-- Dataset start --

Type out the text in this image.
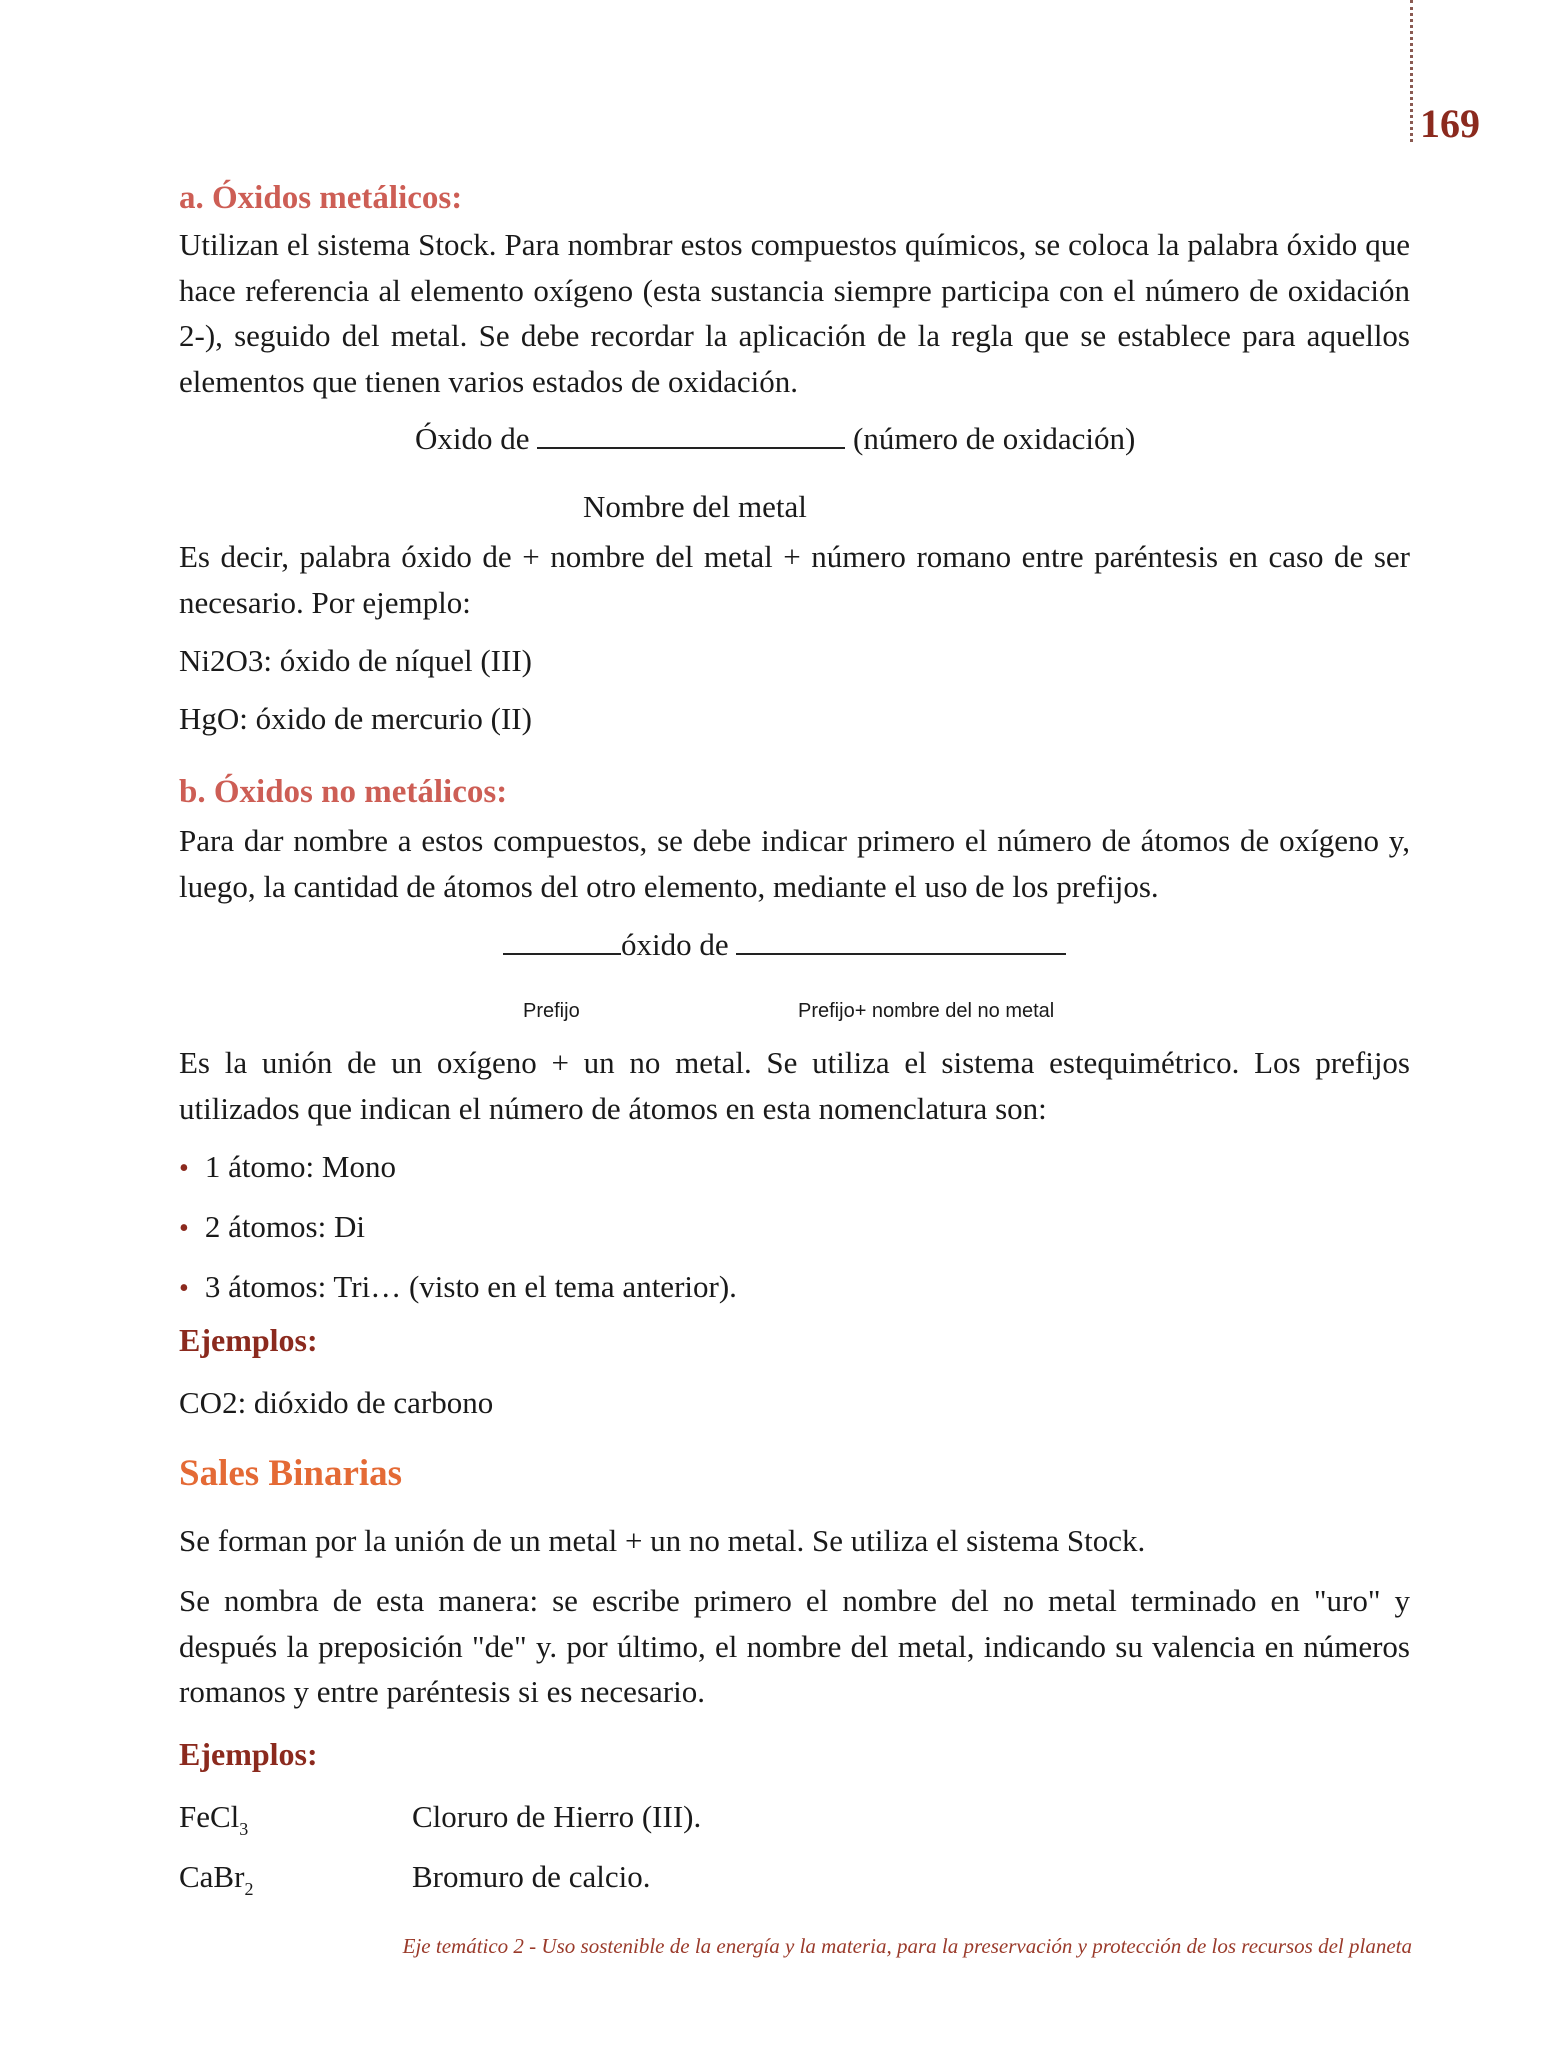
169
a. Óxidos metálicos:
Utilizan el sistema Stock. Para nombrar estos compuestos químicos, se coloca la palabra óxido que hace referencia al elemento oxígeno (esta sustancia siempre participa con el número de oxidación 2-), seguido del metal. Se debe recordar la aplicación de la regla que se establece para aquellos elementos que tienen varios estados de oxidación.
Óxido de	(número de oxidación)
Nombre del metal
Es decir, palabra óxido de + nombre del metal + número romano entre paréntesis en caso de ser necesario. Por ejemplo:
Ni2O3: óxido de níquel (III)
HgO: óxido de mercurio (II)
b. Óxidos no metálicos:
Para dar nombre a estos compuestos, se debe indicar primero el número de átomos de oxígeno y, luego, la cantidad de átomos del otro elemento, mediante el uso de los prefijos.
óxido de
Prefijo	Prefijo+ nombre del no metal
Es la unión de un oxígeno + un no metal. Se utiliza el sistema estequimétrico. Los prefijos utilizados que indican el número de átomos en esta nomenclatura son:
• 1 átomo: Mono
• 2 átomos: Di
• 3 átomos: Tri… (visto en el tema anterior).
Ejemplos:
CO2: dióxido de carbono
Sales Binarias
Se forman por la unión de un metal + un no metal. Se utiliza el sistema Stock.
Se nombra de esta manera: se escribe primero el nombre del no metal terminado en "uro" y después la preposición "de" y. por último, el nombre del metal, indicando su valencia en números romanos y entre paréntesis si es necesario.
Ejemplos:
FeCl$_3$	Cloruro de Hierro (III).
CaBr$_2$	Bromuro de calcio.
Eje temático 2 - Uso sostenible de la energía y la materia, para la preservación y protección de los recursos del planeta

-- Dataset end --

**Written exercise**.
Gather each line in the entries above where the string "unión" is found.

**In response**.
Es la unión de un oxígeno + un no metal. Se utiliza el sistema estequimétrico. Los prefijos utilizados que indican el número de átomos en esta nomenclatura son:
Se forman por la unión de un metal + un no metal. Se utiliza el sistema Stock.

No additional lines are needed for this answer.